**YOUR INSTRUCTIONS**
Copy every record below exactly as written, but leave out the pictures.

**THE INPUT**

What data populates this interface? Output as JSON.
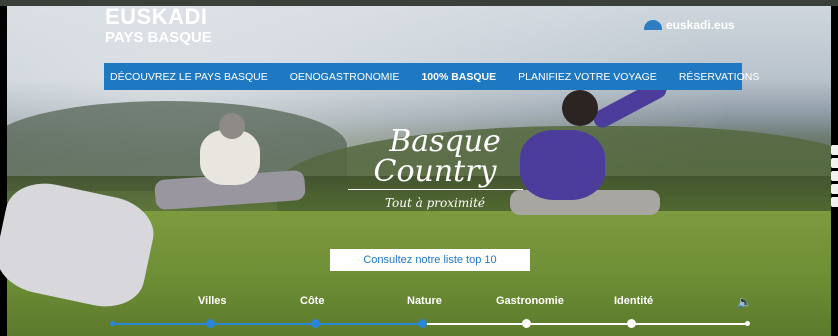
{
  "brand": {
    "name": "EUSKADI",
    "sub": "PAYS BASQUE",
    "site": "euskadi.eus"
  },
  "nav": {
    "items": [
      {
        "label": "DÉCOUVREZ LE PAYS BASQUE"
      },
      {
        "label": "OENOGASTRONOMIE"
      },
      {
        "label": "100% BASQUE",
        "active": true
      },
      {
        "label": "PLANIFIEZ VOTRE VOYAGE"
      },
      {
        "label": "RÉSERVATIONS"
      }
    ]
  },
  "hero": {
    "title_line1": "Basque",
    "title_line2": "Country",
    "tagline": "Tout à proximité",
    "cta_label": "Consultez notre liste top 10"
  },
  "timeline": {
    "labels": [
      "Villes",
      "Côte",
      "Nature",
      "Gastronomie",
      "Identité"
    ],
    "active_index": 2
  },
  "icons": {
    "sound": "speaker-icon",
    "site_logo": "euskadi-arc-icon"
  },
  "colors": {
    "accent": "#1f78c2",
    "progress": "#2a86d6"
  }
}
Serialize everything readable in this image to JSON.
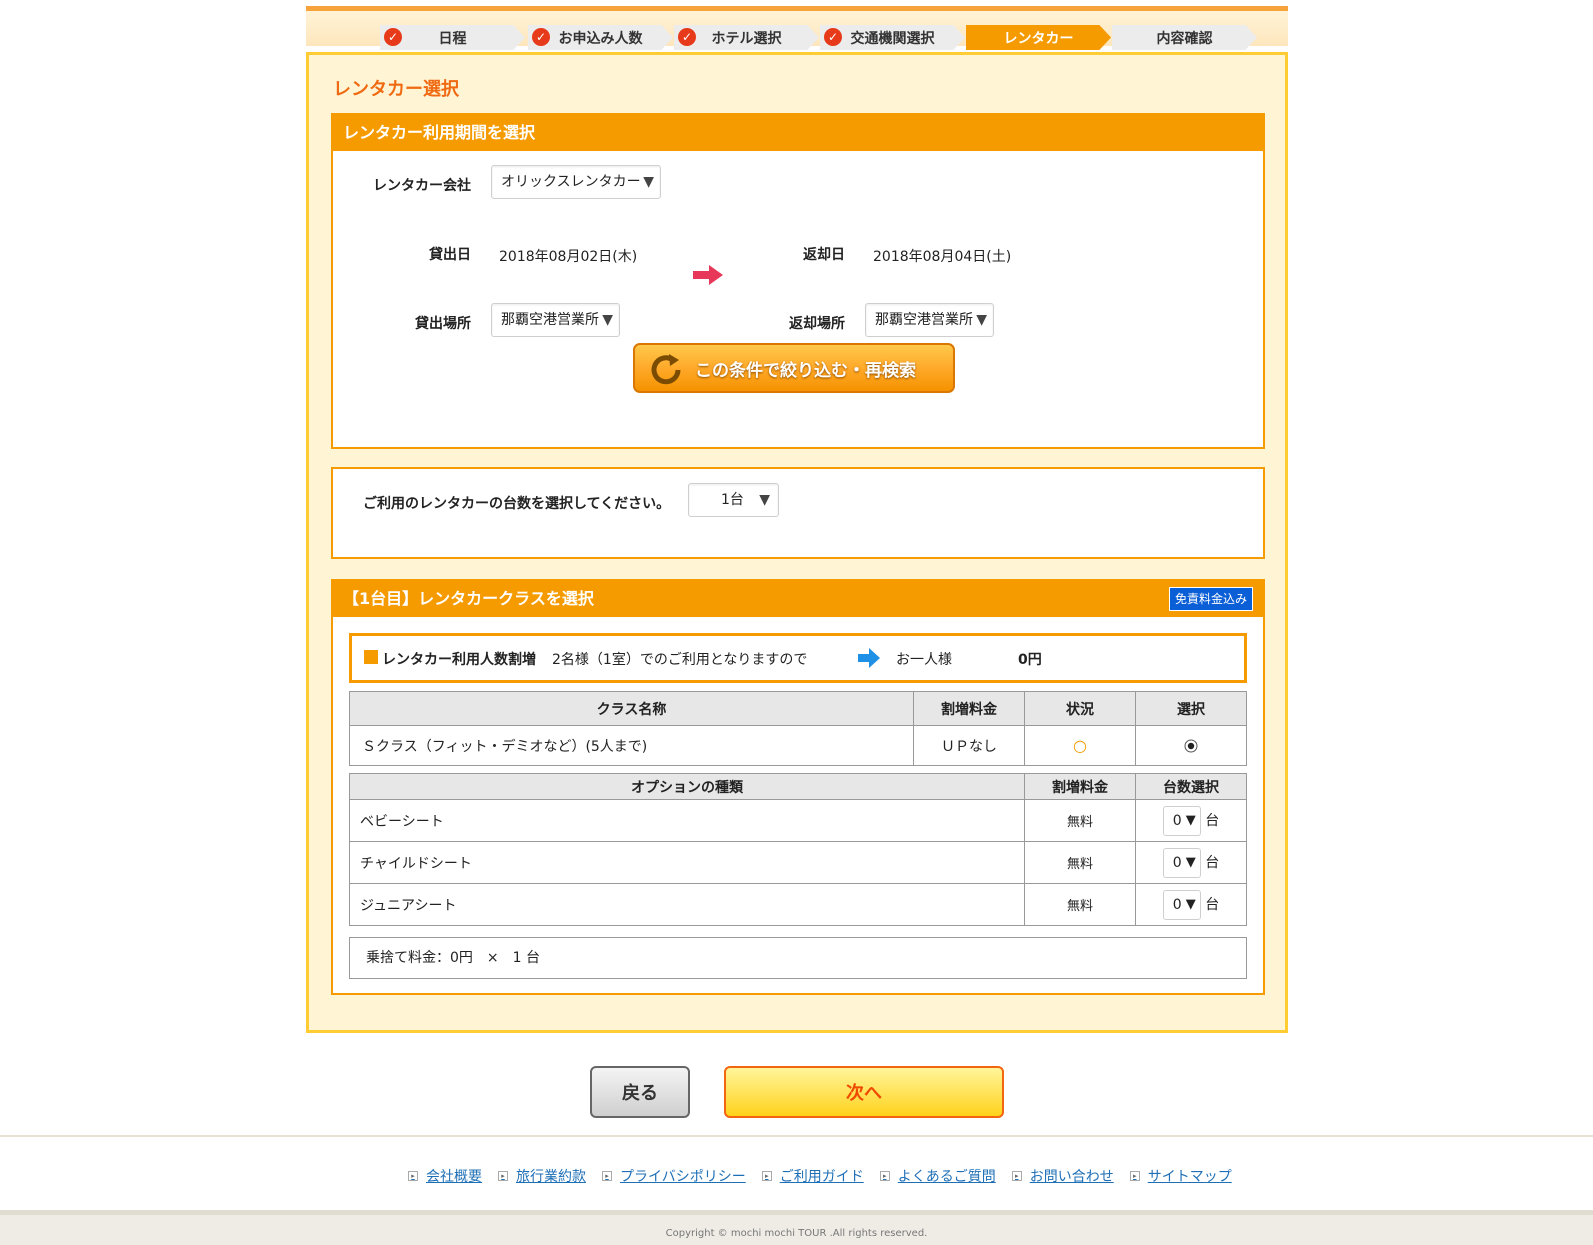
{
  "steps": [
    {
      "label": "日程",
      "done": true
    },
    {
      "label": "お申込み人数",
      "done": true
    },
    {
      "label": "ホテル選択",
      "done": true
    },
    {
      "label": "交通機関選択",
      "done": true
    },
    {
      "label": "レンタカー",
      "done": false,
      "active": true
    },
    {
      "label": "内容確認",
      "done": false
    }
  ],
  "page_title": "レンタカー選択",
  "period_section": {
    "title": "レンタカー利用期間を選択",
    "company_label": "レンタカー会社",
    "company_value": "オリックスレンタカー",
    "pickup_date_label": "貸出日",
    "pickup_date": "2018年08月02日(木)",
    "return_date_label": "返却日",
    "return_date": "2018年08月04日(土)",
    "pickup_place_label": "貸出場所",
    "pickup_place": "那覇空港営業所",
    "return_place_label": "返却場所",
    "return_place": "那覇空港営業所",
    "search_button": "この条件で絞り込む・再検索"
  },
  "count_section": {
    "prompt": "ご利用のレンタカーの台数を選択してください。",
    "value": "1台"
  },
  "class_section": {
    "title": "【1台目】レンタカークラスを選択",
    "badge": "免責料金込み",
    "notice_label": "レンタカー利用人数割増",
    "notice_text": "2名様（1室）でのご利用となりますので",
    "notice_per": "お一人様",
    "notice_amount": "0円",
    "class_headers": [
      "クラス名称",
      "割増料金",
      "状況",
      "選択"
    ],
    "class_rows": [
      {
        "name": "Ｓクラス（フィット・デミオなど）(5人まで)",
        "surcharge": "ＵＰなし",
        "status": "○"
      }
    ],
    "option_headers": [
      "オプションの種類",
      "割増料金",
      "台数選択"
    ],
    "option_rows": [
      {
        "name": "ベビーシート",
        "price": "無料",
        "qty": "0",
        "unit": "台"
      },
      {
        "name": "チャイルドシート",
        "price": "無料",
        "qty": "0",
        "unit": "台"
      },
      {
        "name": "ジュニアシート",
        "price": "無料",
        "qty": "0",
        "unit": "台"
      }
    ],
    "dropoff_text": "乗捨て料金：0円　×　1 台"
  },
  "buttons": {
    "back": "戻る",
    "next": "次へ"
  },
  "footer": {
    "links": [
      "会社概要",
      "旅行業約款",
      "プライバシポリシー",
      "ご利用ガイド",
      "よくあるご質問",
      "お問い合わせ",
      "サイトマップ"
    ],
    "copyright": "Copyright © mochi mochi TOUR .All rights reserved."
  },
  "colors": {
    "accent": "#f59b00",
    "panel_bg": "#fff5d4",
    "title": "#ef6a12",
    "badge": "#0a5fd6"
  }
}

**COMPLETED EXERCISE**
What data populates this interface? Output as JSON.
{
  "brand": {
    "name": "EUSKADI",
    "sub": "PAYS BASQUE",
    "site": "euskadi.eus"
  },
  "nav": {
    "items": [
      {
        "label": "DÉCOUVREZ LE PAYS BASQUE"
      },
      {
        "label": "OENOGASTRONOMIE"
      },
      {
        "label": "100% BASQUE",
        "active": true
      },
      {
        "label": "PLANIFIEZ VOTRE VOYAGE"
      },
      {
        "label": "RÉSERVATIONS"
      }
    ]
  },
  "hero": {
    "title_line1": "Basque",
    "title_line2": "Country",
    "tagline": "Tout à proximité",
    "cta_label": "Consultez notre liste top 10"
  },
  "timeline": {
    "labels": [
      "Villes",
      "Côte",
      "Nature",
      "Gastronomie",
      "Identité"
    ],
    "active_index": 2
  },
  "icons": {
    "sound": "speaker-icon",
    "site_logo": "euskadi-arc-icon"
  },
  "colors": {
    "accent": "#1f78c2",
    "progress": "#2a86d6"
  }
}
Serialize everything readable in this image to JSON.
{
  "steps": [
    {
      "label": "日程",
      "done": true
    },
    {
      "label": "お申込み人数",
      "done": true
    },
    {
      "label": "ホテル選択",
      "done": true
    },
    {
      "label": "交通機関選択",
      "done": true
    },
    {
      "label": "レンタカー",
      "done": false,
      "active": true
    },
    {
      "label": "内容確認",
      "done": false
    }
  ],
  "page_title": "レンタカー選択",
  "period_section": {
    "title": "レンタカー利用期間を選択",
    "company_label": "レンタカー会社",
    "company_value": "オリックスレンタカー",
    "pickup_date_label": "貸出日",
    "pickup_date": "2018年08月02日(木)",
    "return_date_label": "返却日",
    "return_date": "2018年08月04日(土)",
    "pickup_place_label": "貸出場所",
    "pickup_place": "那覇空港営業所",
    "return_place_label": "返却場所",
    "return_place": "那覇空港営業所",
    "search_button": "この条件で絞り込む・再検索"
  },
  "count_section": {
    "prompt": "ご利用のレンタカーの台数を選択してください。",
    "value": "1台"
  },
  "class_section": {
    "title": "【1台目】レンタカークラスを選択",
    "badge": "免責料金込み",
    "notice_label": "レンタカー利用人数割増",
    "notice_text": "2名様（1室）でのご利用となりますので",
    "notice_per": "お一人様",
    "notice_amount": "0円",
    "class_headers": [
      "クラス名称",
      "割増料金",
      "状況",
      "選択"
    ],
    "class_rows": [
      {
        "name": "Ｓクラス（フィット・デミオなど）(5人まで)",
        "surcharge": "ＵＰなし",
        "status": "○"
      }
    ],
    "option_headers": [
      "オプションの種類",
      "割増料金",
      "台数選択"
    ],
    "option_rows": [
      {
        "name": "ベビーシート",
        "price": "無料",
        "qty": "0",
        "unit": "台"
      },
      {
        "name": "チャイルドシート",
        "price": "無料",
        "qty": "0",
        "unit": "台"
      },
      {
        "name": "ジュニアシート",
        "price": "無料",
        "qty": "0",
        "unit": "台"
      }
    ],
    "dropoff_text": "乗捨て料金：0円　×　1 台"
  },
  "buttons": {
    "back": "戻る",
    "next": "次へ"
  },
  "footer": {
    "links": [
      "会社概要",
      "旅行業約款",
      "プライバシポリシー",
      "ご利用ガイド",
      "よくあるご質問",
      "お問い合わせ",
      "サイトマップ"
    ],
    "copyright": "Copyright © mochi mochi TOUR .All rights reserved."
  },
  "colors": {
    "accent": "#f59b00",
    "panel_bg": "#fff5d4",
    "title": "#ef6a12",
    "badge": "#0a5fd6"
  }
}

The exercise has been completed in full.